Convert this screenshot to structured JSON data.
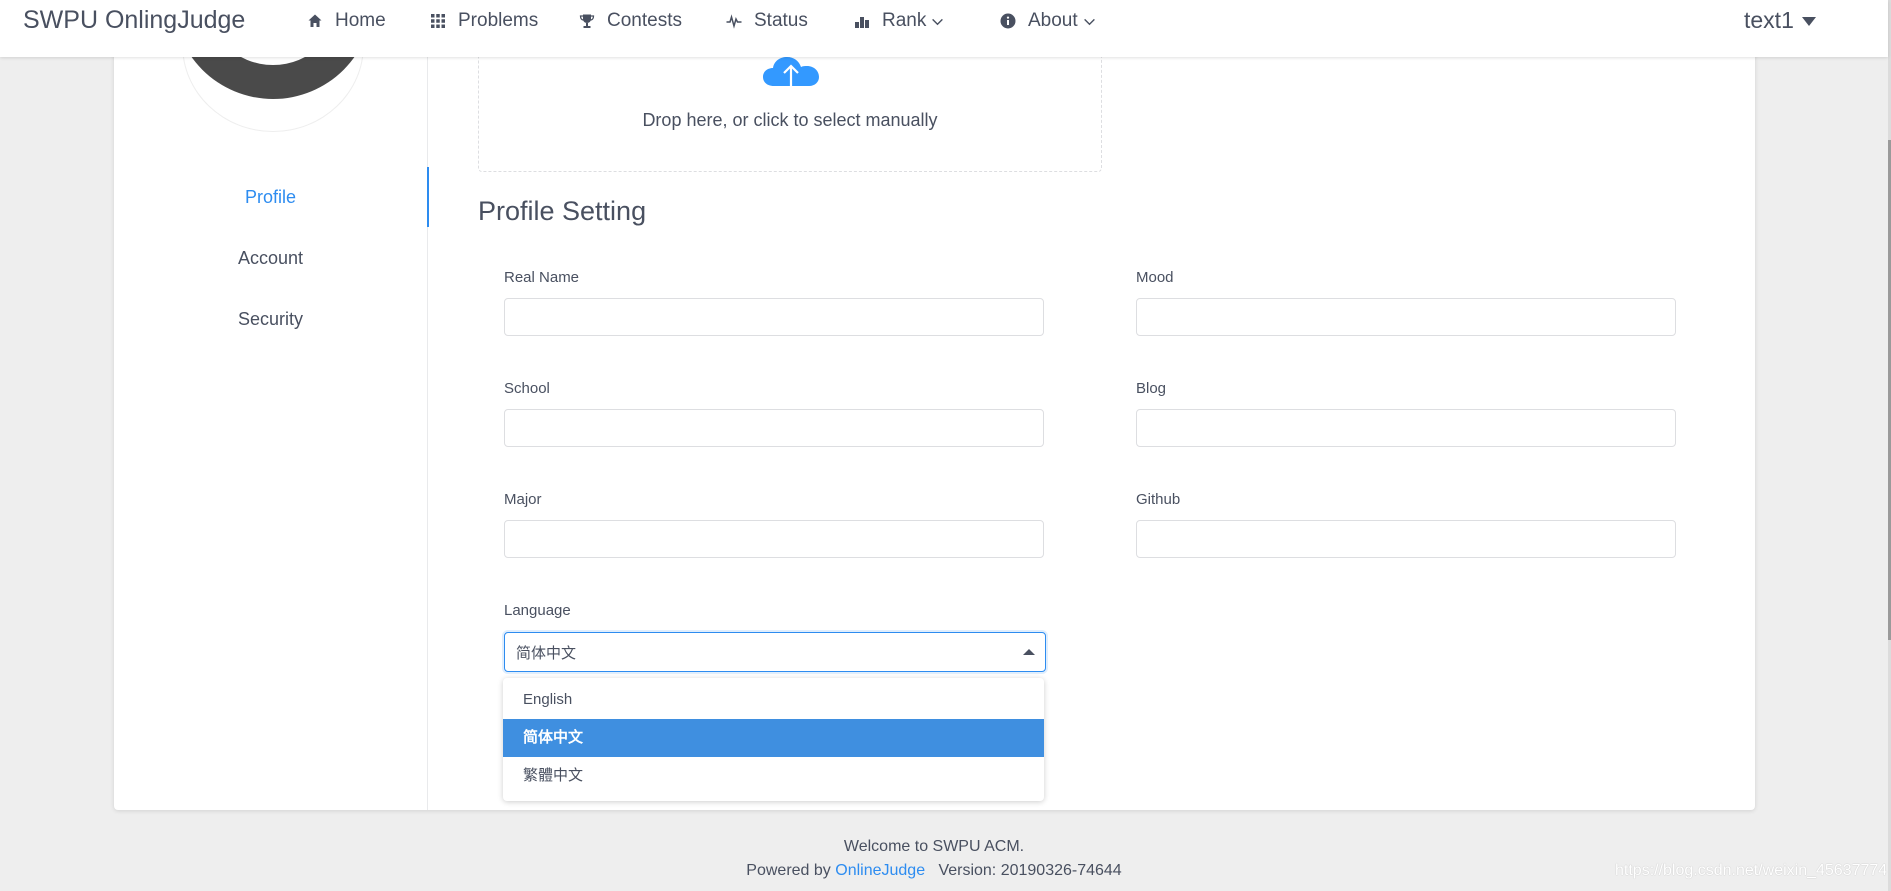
{
  "header": {
    "logo": "SWPU OnlingJudge",
    "nav": {
      "home": "Home",
      "problems": "Problems",
      "contests": "Contests",
      "status": "Status",
      "rank": "Rank",
      "about": "About"
    },
    "username": "text1"
  },
  "sidebar": {
    "items": [
      {
        "label": "Profile",
        "active": true
      },
      {
        "label": "Account",
        "active": false
      },
      {
        "label": "Security",
        "active": false
      }
    ]
  },
  "upload": {
    "text": "Drop here, or click to select manually"
  },
  "profile": {
    "title": "Profile Setting",
    "fields": {
      "real_name": {
        "label": "Real Name",
        "value": ""
      },
      "mood": {
        "label": "Mood",
        "value": ""
      },
      "school": {
        "label": "School",
        "value": ""
      },
      "blog": {
        "label": "Blog",
        "value": ""
      },
      "major": {
        "label": "Major",
        "value": ""
      },
      "github": {
        "label": "Github",
        "value": ""
      }
    },
    "language": {
      "label": "Language",
      "selected": "简体中文",
      "options": [
        "English",
        "简体中文",
        "繁體中文"
      ]
    }
  },
  "footer": {
    "welcome": "Welcome to SWPU ACM.",
    "powered_by": "Powered by",
    "link": "OnlineJudge",
    "version": "Version: 20190326-74644"
  },
  "watermark": "https://blog.csdn.net/weixin_45637774",
  "colors": {
    "accent": "#2d8cf0",
    "selected_option": "#3f8fe0",
    "text": "#495060",
    "background": "#eeeeee"
  },
  "icons": [
    "home-icon",
    "grid-icon",
    "trophy-icon",
    "pulse-icon",
    "bar-chart-icon",
    "info-icon",
    "chevron-down-icon",
    "caret-down-icon",
    "cloud-upload-icon"
  ]
}
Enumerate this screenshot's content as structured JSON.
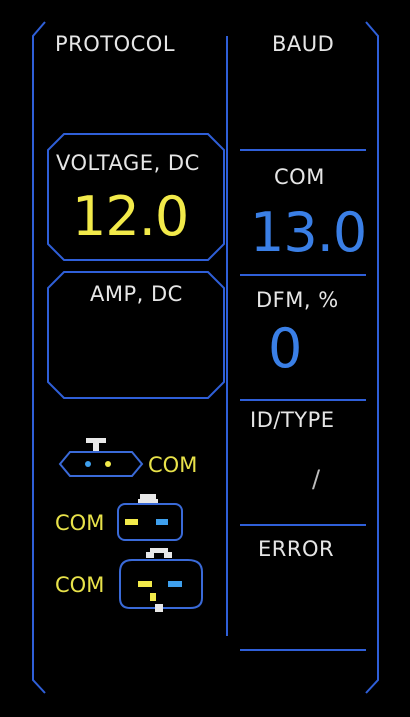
{
  "colors": {
    "frame": "#2f5fd8",
    "voltage_value": "#f2ea4a",
    "com_value": "#3a7fe6",
    "dfm_value": "#3a7fe6",
    "connector_label": "#e8e24a",
    "pin_yellow": "#f2ea4a",
    "pin_blue": "#3fa0ee"
  },
  "header": {
    "protocol_label": "PROTOCOL",
    "baud_label": "BAUD"
  },
  "voltage": {
    "label": "VOLTAGE, DC",
    "value": "12.0"
  },
  "amp": {
    "label": "AMP, DC"
  },
  "com": {
    "label": "COM",
    "value": "13.0"
  },
  "dfm": {
    "label": "DFM, %",
    "value": "0"
  },
  "id_type": {
    "label": "ID/TYPE",
    "value": "/"
  },
  "error": {
    "label": "ERROR"
  },
  "connectors": {
    "c1_label": "COM",
    "c2_label": "COM",
    "c3_label": "COM"
  }
}
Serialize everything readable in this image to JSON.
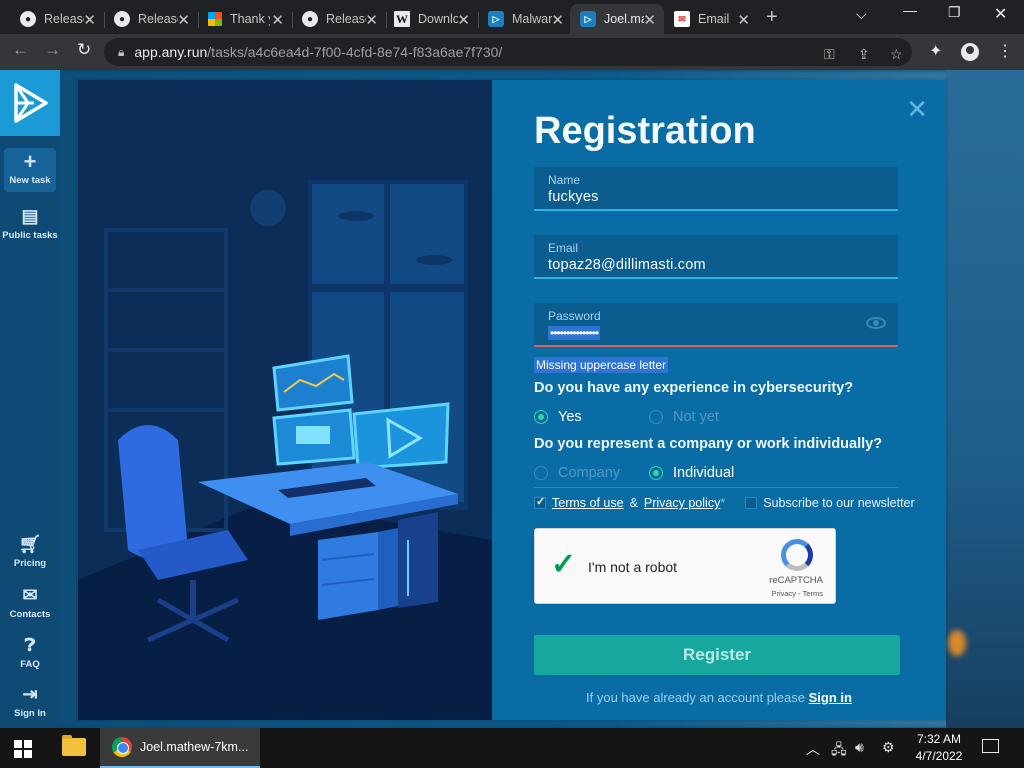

************

Instructions to follow:
All lines in the data that contain the word "structured" should be copied.

Response to the task:
Convert this screenshot to structured JSON data.
Enumerate this screenshot's content as structured JSON.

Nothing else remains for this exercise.